**Task requirements:** Output the lines of the records from the one containing "Parse this screenshot: output" through the last, both ends included. Leave pictures out.

**Provided information:**
* * * * *

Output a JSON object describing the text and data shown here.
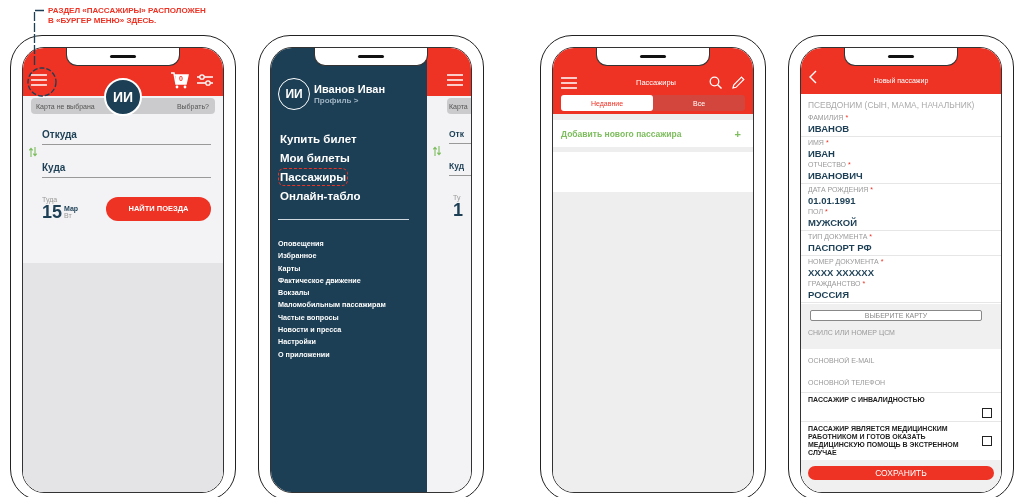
{
  "annotation": {
    "text": "РАЗДЕЛ «ПАССАЖИРЫ» РАСПОЛОЖЕН\nВ «БУРГЕР МЕНЮ» ЗДЕСЬ."
  },
  "search_screen": {
    "cart_count": "0",
    "avatar_initials": "ИИ",
    "card_status": "Карта не выбрана",
    "card_action": "Выбрать?",
    "from_placeholder": "Откуда",
    "to_placeholder": "Куда",
    "direction_label": "Туда",
    "day": "15",
    "month": "Мар",
    "weekday": "Вт",
    "find_button": "НАЙТИ ПОЕЗДА"
  },
  "menu_screen": {
    "avatar_initials": "ИИ",
    "user_name": "Иванов Иван",
    "profile_link": "Профиль >",
    "main_items": [
      {
        "label": "Купить билет",
        "highlighted": false
      },
      {
        "label": "Мои билеты",
        "highlighted": false
      },
      {
        "label": "Пассажиры",
        "highlighted": true
      },
      {
        "label": "Онлайн-табло",
        "highlighted": false
      }
    ],
    "secondary_items": [
      "Оповещения",
      "Избранное",
      "Карты",
      "Фактическое движение",
      "Вокзалы",
      "Маломобильным пассажирам",
      "Частые вопросы",
      "Новости и пресса",
      "Настройки",
      "О приложении"
    ],
    "behind": {
      "card": "Карта",
      "from": "Отк",
      "to": "Куд",
      "direction": "Ту",
      "day": "1"
    }
  },
  "passengers_screen": {
    "title": "Пассажиры",
    "tabs": [
      {
        "label": "Недавние",
        "selected": true
      },
      {
        "label": "Все",
        "selected": false
      }
    ],
    "add_label": "Добавить нового пассажира",
    "add_icon": "+"
  },
  "form_screen": {
    "title": "Новый пассажир",
    "alias_placeholder": "ПСЕВДОНИМ (СЫН, МАМА, НАЧАЛЬНИК)",
    "field_groups": [
      [
        {
          "label": "ФАМИЛИЯ",
          "mark": "*",
          "value": "ИВАНОВ"
        }
      ],
      [
        {
          "label": "ИМЯ",
          "mark": "*",
          "value": "ИВАН"
        },
        {
          "label": "ОТЧЕСТВО",
          "mark": "*",
          "value": "ИВАНОВИЧ"
        }
      ],
      [
        {
          "label": "ДАТА РОЖДЕНИЯ",
          "mark": "*",
          "value": "01.01.1991"
        },
        {
          "label": "ПОЛ",
          "mark": "*",
          "value": "МУЖСКОЙ"
        }
      ],
      [
        {
          "label": "ТИП ДОКУМЕНТА",
          "mark": "*",
          "value": "ПАСПОРТ РФ"
        }
      ],
      [
        {
          "label": "НОМЕР ДОКУМЕНТА",
          "mark": "*",
          "value": "XXXX XXXXXX"
        },
        {
          "label": "ГРАЖДАНСТВО",
          "mark": "*",
          "value": "РОССИЯ"
        }
      ]
    ],
    "card_section": {
      "button": "ВЫБЕРИТЕ КАРТУ",
      "placeholder": "СНИЛС ИЛИ НОМЕР ЦСМ"
    },
    "contact_fields": [
      {
        "placeholder": "ОСНОВНОЙ E-MAIL"
      },
      {
        "placeholder": "ОСНОВНОЙ ТЕЛЕФОН"
      }
    ],
    "checkboxes": [
      {
        "label": "ПАССАЖИР С ИНВАЛИДНОСТЬЮ",
        "checked": false
      },
      {
        "label": "ПАССАЖИР ЯВЛЯЕТСЯ МЕДИЦИНСКИМ РАБОТНИКОМ И ГОТОВ ОКАЗАТЬ МЕДИЦИНСКУЮ ПОМОЩЬ В ЭКСТРЕННОМ СЛУЧАЕ",
        "checked": false
      }
    ],
    "save_button": "СОХРАНИТЬ"
  }
}
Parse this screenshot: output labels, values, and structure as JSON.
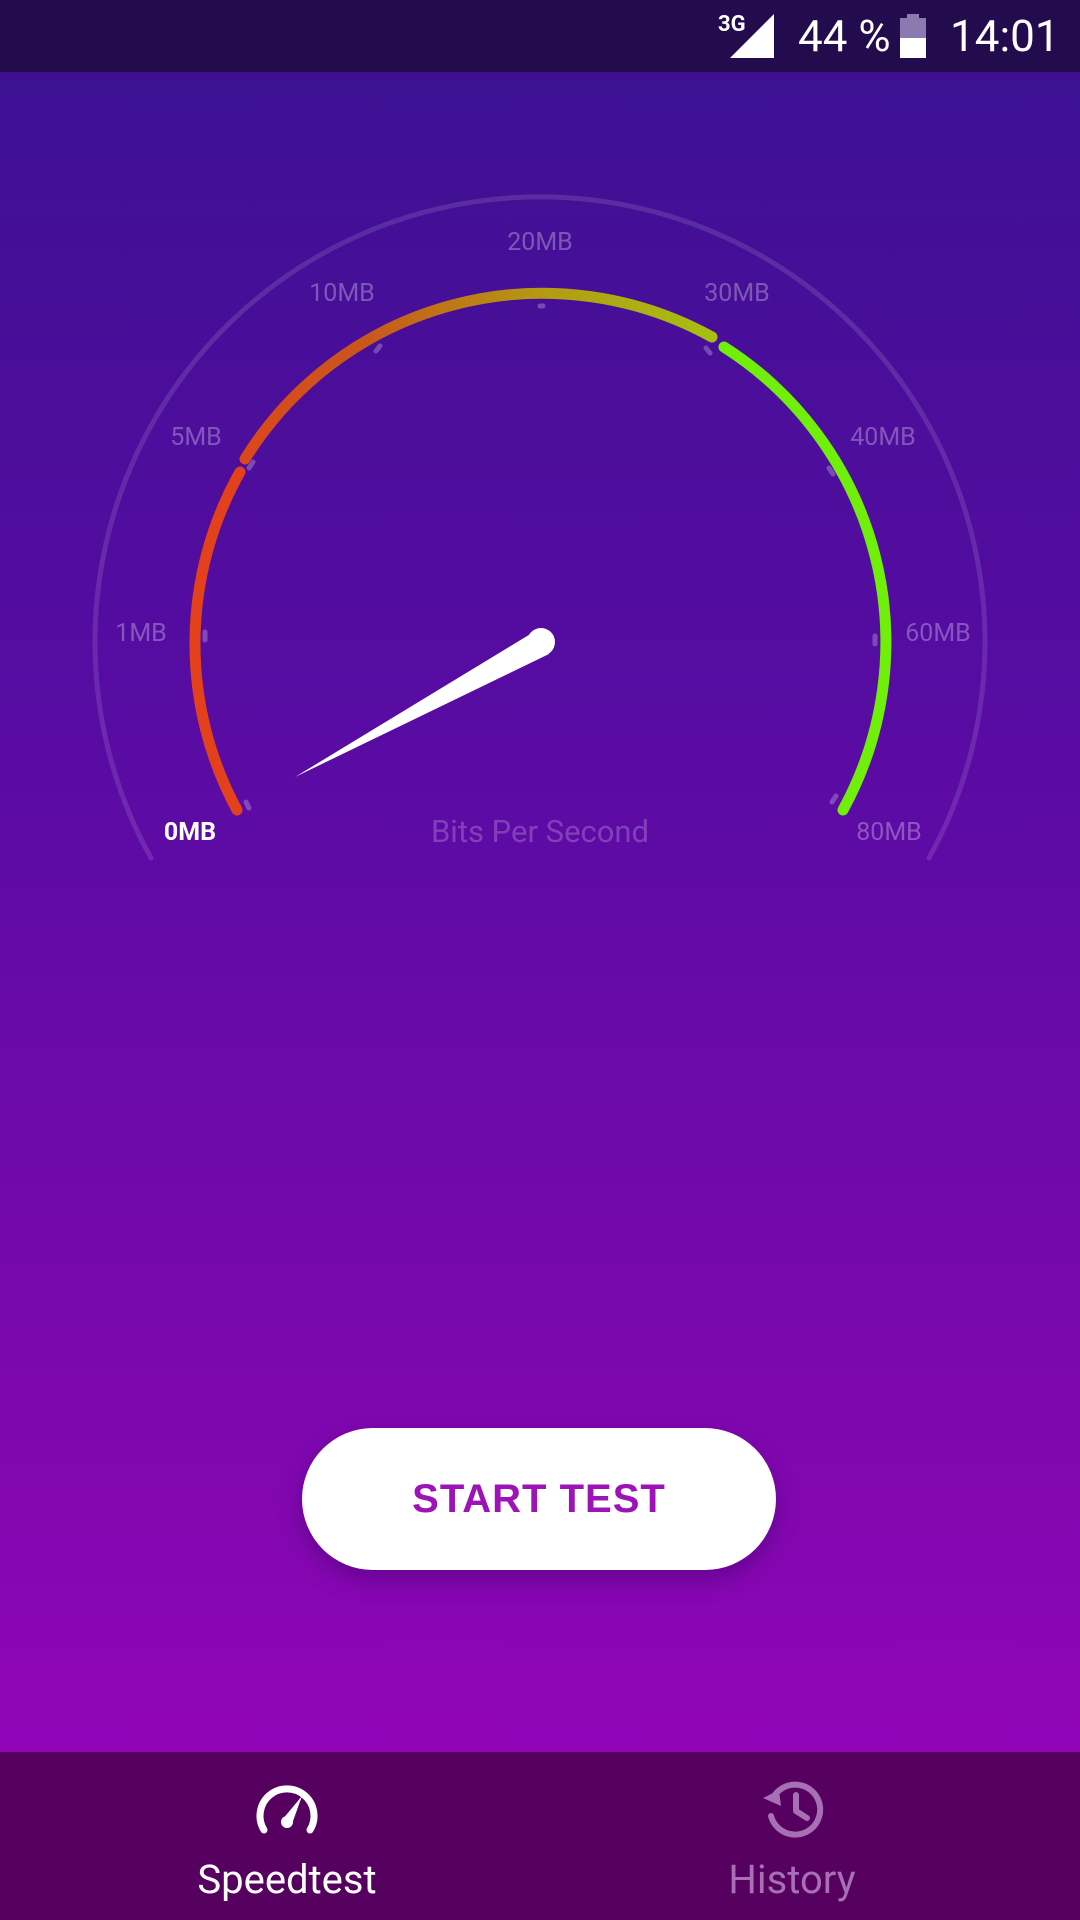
{
  "status_bar": {
    "network_type": "3G",
    "battery_percent": "44 %",
    "time": "14:01"
  },
  "gauge": {
    "tick_labels": [
      "0MB",
      "1MB",
      "5MB",
      "10MB",
      "20MB",
      "30MB",
      "40MB",
      "60MB",
      "80MB"
    ],
    "unit_label": "Bits Per Second",
    "current_value_fraction": 0.0,
    "arc_colors": [
      "#e2411c",
      "#c9571c",
      "#b39a12",
      "#a6c011",
      "#6fef0a"
    ]
  },
  "actions": {
    "start_label": "START TEST"
  },
  "bottom_nav": {
    "items": [
      {
        "label": "Speedtest",
        "icon": "speedometer-icon",
        "active": true
      },
      {
        "label": "History",
        "icon": "history-icon",
        "active": false
      }
    ]
  }
}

* * * * *

**Finished exercise:**
Parse this screenshot: output labels, values, and structure as JSON.
{
  "status_bar": {
    "network_type": "3G",
    "battery_percent": "44 %",
    "time": "14:01"
  },
  "gauge": {
    "tick_labels": [
      "0MB",
      "1MB",
      "5MB",
      "10MB",
      "20MB",
      "30MB",
      "40MB",
      "60MB",
      "80MB"
    ],
    "unit_label": "Bits Per Second",
    "current_value_fraction": 0.0,
    "arc_colors": [
      "#e2411c",
      "#c9571c",
      "#b39a12",
      "#a6c011",
      "#6fef0a"
    ]
  },
  "actions": {
    "start_label": "START TEST"
  },
  "bottom_nav": {
    "items": [
      {
        "label": "Speedtest",
        "icon": "speedometer-icon",
        "active": true
      },
      {
        "label": "History",
        "icon": "history-icon",
        "active": false
      }
    ]
  }
}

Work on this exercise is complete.